• Stored rows
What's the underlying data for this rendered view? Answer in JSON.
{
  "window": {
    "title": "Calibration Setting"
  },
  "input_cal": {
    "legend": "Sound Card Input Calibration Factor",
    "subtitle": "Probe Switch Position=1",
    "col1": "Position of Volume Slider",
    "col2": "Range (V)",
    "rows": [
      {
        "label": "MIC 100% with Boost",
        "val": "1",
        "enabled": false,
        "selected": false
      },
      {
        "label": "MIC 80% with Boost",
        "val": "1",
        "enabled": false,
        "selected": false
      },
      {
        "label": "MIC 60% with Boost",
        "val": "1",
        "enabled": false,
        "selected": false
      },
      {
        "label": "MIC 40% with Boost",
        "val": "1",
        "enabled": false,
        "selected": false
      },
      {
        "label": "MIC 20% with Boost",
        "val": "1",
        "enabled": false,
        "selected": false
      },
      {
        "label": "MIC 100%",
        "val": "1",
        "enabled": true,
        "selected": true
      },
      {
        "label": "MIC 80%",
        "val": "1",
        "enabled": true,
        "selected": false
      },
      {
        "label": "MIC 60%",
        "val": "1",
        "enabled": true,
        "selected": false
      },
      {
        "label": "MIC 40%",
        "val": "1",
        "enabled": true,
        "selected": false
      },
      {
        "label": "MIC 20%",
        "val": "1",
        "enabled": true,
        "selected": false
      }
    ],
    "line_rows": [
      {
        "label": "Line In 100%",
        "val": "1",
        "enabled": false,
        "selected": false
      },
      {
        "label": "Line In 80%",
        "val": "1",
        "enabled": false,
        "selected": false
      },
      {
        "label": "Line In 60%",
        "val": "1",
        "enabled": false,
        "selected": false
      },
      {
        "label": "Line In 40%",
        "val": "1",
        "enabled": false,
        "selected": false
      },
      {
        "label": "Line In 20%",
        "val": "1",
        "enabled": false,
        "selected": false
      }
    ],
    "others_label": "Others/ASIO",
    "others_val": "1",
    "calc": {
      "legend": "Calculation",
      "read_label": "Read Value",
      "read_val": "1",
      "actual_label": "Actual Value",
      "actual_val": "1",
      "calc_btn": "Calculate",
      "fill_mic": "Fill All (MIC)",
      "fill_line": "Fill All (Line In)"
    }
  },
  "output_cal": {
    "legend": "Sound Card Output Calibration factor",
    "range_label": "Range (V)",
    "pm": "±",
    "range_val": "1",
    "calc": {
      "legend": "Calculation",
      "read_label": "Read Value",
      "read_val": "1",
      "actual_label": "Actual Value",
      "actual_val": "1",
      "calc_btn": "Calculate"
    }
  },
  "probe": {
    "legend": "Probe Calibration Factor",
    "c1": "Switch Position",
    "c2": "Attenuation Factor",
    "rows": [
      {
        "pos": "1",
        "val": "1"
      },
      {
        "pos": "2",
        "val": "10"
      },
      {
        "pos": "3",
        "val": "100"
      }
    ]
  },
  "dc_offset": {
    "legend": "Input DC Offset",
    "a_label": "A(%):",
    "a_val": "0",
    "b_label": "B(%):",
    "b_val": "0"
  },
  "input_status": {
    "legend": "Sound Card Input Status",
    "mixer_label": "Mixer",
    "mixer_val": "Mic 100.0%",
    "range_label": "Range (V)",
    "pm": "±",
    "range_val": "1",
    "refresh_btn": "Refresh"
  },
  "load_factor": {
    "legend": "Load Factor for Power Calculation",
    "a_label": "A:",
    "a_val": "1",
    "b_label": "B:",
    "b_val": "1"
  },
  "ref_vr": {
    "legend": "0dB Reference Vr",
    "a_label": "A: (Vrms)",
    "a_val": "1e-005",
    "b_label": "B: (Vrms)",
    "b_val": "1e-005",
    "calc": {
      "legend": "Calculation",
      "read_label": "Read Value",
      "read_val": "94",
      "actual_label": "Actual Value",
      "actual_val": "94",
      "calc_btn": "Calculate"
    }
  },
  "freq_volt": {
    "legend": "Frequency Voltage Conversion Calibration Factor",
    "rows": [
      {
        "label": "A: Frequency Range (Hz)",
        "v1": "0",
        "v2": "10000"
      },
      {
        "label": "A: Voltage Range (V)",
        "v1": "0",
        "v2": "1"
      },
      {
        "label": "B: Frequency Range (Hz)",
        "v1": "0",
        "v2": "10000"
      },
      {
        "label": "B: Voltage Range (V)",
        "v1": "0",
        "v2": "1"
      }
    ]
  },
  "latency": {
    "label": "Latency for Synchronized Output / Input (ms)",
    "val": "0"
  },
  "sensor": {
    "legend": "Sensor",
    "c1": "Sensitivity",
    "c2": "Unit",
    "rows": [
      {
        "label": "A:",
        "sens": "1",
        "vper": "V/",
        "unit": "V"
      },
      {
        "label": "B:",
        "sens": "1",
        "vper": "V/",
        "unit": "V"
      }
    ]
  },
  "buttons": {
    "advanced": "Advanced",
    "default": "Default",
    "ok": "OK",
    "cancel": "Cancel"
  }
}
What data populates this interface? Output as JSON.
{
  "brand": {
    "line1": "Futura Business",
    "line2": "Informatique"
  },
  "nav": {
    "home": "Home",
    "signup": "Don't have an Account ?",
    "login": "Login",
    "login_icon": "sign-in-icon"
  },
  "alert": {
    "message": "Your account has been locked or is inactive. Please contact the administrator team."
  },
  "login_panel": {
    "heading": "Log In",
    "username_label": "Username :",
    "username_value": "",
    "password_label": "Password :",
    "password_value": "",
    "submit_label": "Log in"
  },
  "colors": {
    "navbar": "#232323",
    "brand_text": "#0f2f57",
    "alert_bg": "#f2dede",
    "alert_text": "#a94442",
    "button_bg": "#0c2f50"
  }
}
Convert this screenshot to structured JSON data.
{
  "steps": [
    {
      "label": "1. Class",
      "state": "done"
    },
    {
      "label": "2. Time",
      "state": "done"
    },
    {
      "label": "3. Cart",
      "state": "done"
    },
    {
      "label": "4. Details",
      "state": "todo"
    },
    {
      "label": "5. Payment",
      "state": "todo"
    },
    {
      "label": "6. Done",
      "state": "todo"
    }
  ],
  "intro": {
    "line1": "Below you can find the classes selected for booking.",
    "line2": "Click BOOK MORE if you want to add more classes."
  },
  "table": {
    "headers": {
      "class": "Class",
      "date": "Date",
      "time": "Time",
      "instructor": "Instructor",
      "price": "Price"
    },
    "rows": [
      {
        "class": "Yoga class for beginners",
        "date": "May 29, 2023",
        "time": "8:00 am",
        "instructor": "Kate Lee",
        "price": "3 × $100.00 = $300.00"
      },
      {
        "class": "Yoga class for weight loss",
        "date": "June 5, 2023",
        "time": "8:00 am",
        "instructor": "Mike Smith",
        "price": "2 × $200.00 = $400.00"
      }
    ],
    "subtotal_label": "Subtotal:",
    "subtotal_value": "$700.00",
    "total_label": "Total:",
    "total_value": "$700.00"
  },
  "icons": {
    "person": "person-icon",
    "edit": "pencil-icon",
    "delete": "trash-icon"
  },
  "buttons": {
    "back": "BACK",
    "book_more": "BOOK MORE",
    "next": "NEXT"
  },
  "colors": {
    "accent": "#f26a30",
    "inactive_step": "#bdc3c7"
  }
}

• Written request
All of the entries need to be reproduced exactly; please write them out.

• Solution for this exercise
What's the underlying data for this rendered view? Answer in JSON.
{
  "window": {
    "title": "Calibration Setting"
  },
  "input_cal": {
    "legend": "Sound Card Input Calibration Factor",
    "subtitle": "Probe Switch Position=1",
    "col1": "Position of Volume Slider",
    "col2": "Range (V)",
    "rows": [
      {
        "label": "MIC 100% with Boost",
        "val": "1",
        "enabled": false,
        "selected": false
      },
      {
        "label": "MIC 80% with Boost",
        "val": "1",
        "enabled": false,
        "selected": false
      },
      {
        "label": "MIC 60% with Boost",
        "val": "1",
        "enabled": false,
        "selected": false
      },
      {
        "label": "MIC 40% with Boost",
        "val": "1",
        "enabled": false,
        "selected": false
      },
      {
        "label": "MIC 20% with Boost",
        "val": "1",
        "enabled": false,
        "selected": false
      },
      {
        "label": "MIC 100%",
        "val": "1",
        "enabled": true,
        "selected": true
      },
      {
        "label": "MIC 80%",
        "val": "1",
        "enabled": true,
        "selected": false
      },
      {
        "label": "MIC 60%",
        "val": "1",
        "enabled": true,
        "selected": false
      },
      {
        "label": "MIC 40%",
        "val": "1",
        "enabled": true,
        "selected": false
      },
      {
        "label": "MIC 20%",
        "val": "1",
        "enabled": true,
        "selected": false
      }
    ],
    "line_rows": [
      {
        "label": "Line In 100%",
        "val": "1",
        "enabled": false,
        "selected": false
      },
      {
        "label": "Line In 80%",
        "val": "1",
        "enabled": false,
        "selected": false
      },
      {
        "label": "Line In 60%",
        "val": "1",
        "enabled": false,
        "selected": false
      },
      {
        "label": "Line In 40%",
        "val": "1",
        "enabled": false,
        "selected": false
      },
      {
        "label": "Line In 20%",
        "val": "1",
        "enabled": false,
        "selected": false
      }
    ],
    "others_label": "Others/ASIO",
    "others_val": "1",
    "calc": {
      "legend": "Calculation",
      "read_label": "Read Value",
      "read_val": "1",
      "actual_label": "Actual Value",
      "actual_val": "1",
      "calc_btn": "Calculate",
      "fill_mic": "Fill All (MIC)",
      "fill_line": "Fill All (Line In)"
    }
  },
  "output_cal": {
    "legend": "Sound Card Output Calibration factor",
    "range_label": "Range (V)",
    "pm": "±",
    "range_val": "1",
    "calc": {
      "legend": "Calculation",
      "read_label": "Read Value",
      "read_val": "1",
      "actual_label": "Actual Value",
      "actual_val": "1",
      "calc_btn": "Calculate"
    }
  },
  "probe": {
    "legend": "Probe Calibration Factor",
    "c1": "Switch Position",
    "c2": "Attenuation Factor",
    "rows": [
      {
        "pos": "1",
        "val": "1"
      },
      {
        "pos": "2",
        "val": "10"
      },
      {
        "pos": "3",
        "val": "100"
      }
    ]
  },
  "dc_offset": {
    "legend": "Input DC Offset",
    "a_label": "A(%):",
    "a_val": "0",
    "b_label": "B(%):",
    "b_val": "0"
  },
  "input_status": {
    "legend": "Sound Card Input Status",
    "mixer_label": "Mixer",
    "mixer_val": "Mic 100.0%",
    "range_label": "Range (V)",
    "pm": "±",
    "range_val": "1",
    "refresh_btn": "Refresh"
  },
  "load_factor": {
    "legend": "Load Factor for Power Calculation",
    "a_label": "A:",
    "a_val": "1",
    "b_label": "B:",
    "b_val": "1"
  },
  "ref_vr": {
    "legend": "0dB Reference Vr",
    "a_label": "A: (Vrms)",
    "a_val": "1e-005",
    "b_label": "B: (Vrms)",
    "b_val": "1e-005",
    "calc": {
      "legend": "Calculation",
      "read_label": "Read Value",
      "read_val": "94",
      "actual_label": "Actual Value",
      "actual_val": "94",
      "calc_btn": "Calculate"
    }
  },
  "freq_volt": {
    "legend": "Frequency Voltage Conversion Calibration Factor",
    "rows": [
      {
        "label": "A: Frequency Range (Hz)",
        "v1": "0",
        "v2": "10000"
      },
      {
        "label": "A: Voltage Range (V)",
        "v1": "0",
        "v2": "1"
      },
      {
        "label": "B: Frequency Range (Hz)",
        "v1": "0",
        "v2": "10000"
      },
      {
        "label": "B: Voltage Range (V)",
        "v1": "0",
        "v2": "1"
      }
    ]
  },
  "latency": {
    "label": "Latency for Synchronized Output / Input (ms)",
    "val": "0"
  },
  "sensor": {
    "legend": "Sensor",
    "c1": "Sensitivity",
    "c2": "Unit",
    "rows": [
      {
        "label": "A:",
        "sens": "1",
        "vper": "V/",
        "unit": "V"
      },
      {
        "label": "B:",
        "sens": "1",
        "vper": "V/",
        "unit": "V"
      }
    ]
  },
  "buttons": {
    "advanced": "Advanced",
    "default": "Default",
    "ok": "OK",
    "cancel": "Cancel"
  }
}
What data populates this interface? Output as JSON.
{
  "brand": {
    "line1": "Futura Business",
    "line2": "Informatique"
  },
  "nav": {
    "home": "Home",
    "signup": "Don't have an Account ?",
    "login": "Login",
    "login_icon": "sign-in-icon"
  },
  "alert": {
    "message": "Your account has been locked or is inactive. Please contact the administrator team."
  },
  "login_panel": {
    "heading": "Log In",
    "username_label": "Username :",
    "username_value": "",
    "password_label": "Password :",
    "password_value": "",
    "submit_label": "Log in"
  },
  "colors": {
    "navbar": "#232323",
    "brand_text": "#0f2f57",
    "alert_bg": "#f2dede",
    "alert_text": "#a94442",
    "button_bg": "#0c2f50"
  }
}
Convert this screenshot to structured JSON data.
{
  "steps": [
    {
      "label": "1. Class",
      "state": "done"
    },
    {
      "label": "2. Time",
      "state": "done"
    },
    {
      "label": "3. Cart",
      "state": "done"
    },
    {
      "label": "4. Details",
      "state": "todo"
    },
    {
      "label": "5. Payment",
      "state": "todo"
    },
    {
      "label": "6. Done",
      "state": "todo"
    }
  ],
  "intro": {
    "line1": "Below you can find the classes selected for booking.",
    "line2": "Click BOOK MORE if you want to add more classes."
  },
  "table": {
    "headers": {
      "class": "Class",
      "date": "Date",
      "time": "Time",
      "instructor": "Instructor",
      "price": "Price"
    },
    "rows": [
      {
        "class": "Yoga class for beginners",
        "date": "May 29, 2023",
        "time": "8:00 am",
        "instructor": "Kate Lee",
        "price": "3 × $100.00 = $300.00"
      },
      {
        "class": "Yoga class for weight loss",
        "date": "June 5, 2023",
        "time": "8:00 am",
        "instructor": "Mike Smith",
        "price": "2 × $200.00 = $400.00"
      }
    ],
    "subtotal_label": "Subtotal:",
    "subtotal_value": "$700.00",
    "total_label": "Total:",
    "total_value": "$700.00"
  },
  "icons": {
    "person": "person-icon",
    "edit": "pencil-icon",
    "delete": "trash-icon"
  },
  "buttons": {
    "back": "BACK",
    "book_more": "BOOK MORE",
    "next": "NEXT"
  },
  "colors": {
    "accent": "#f26a30",
    "inactive_step": "#bdc3c7"
  }
}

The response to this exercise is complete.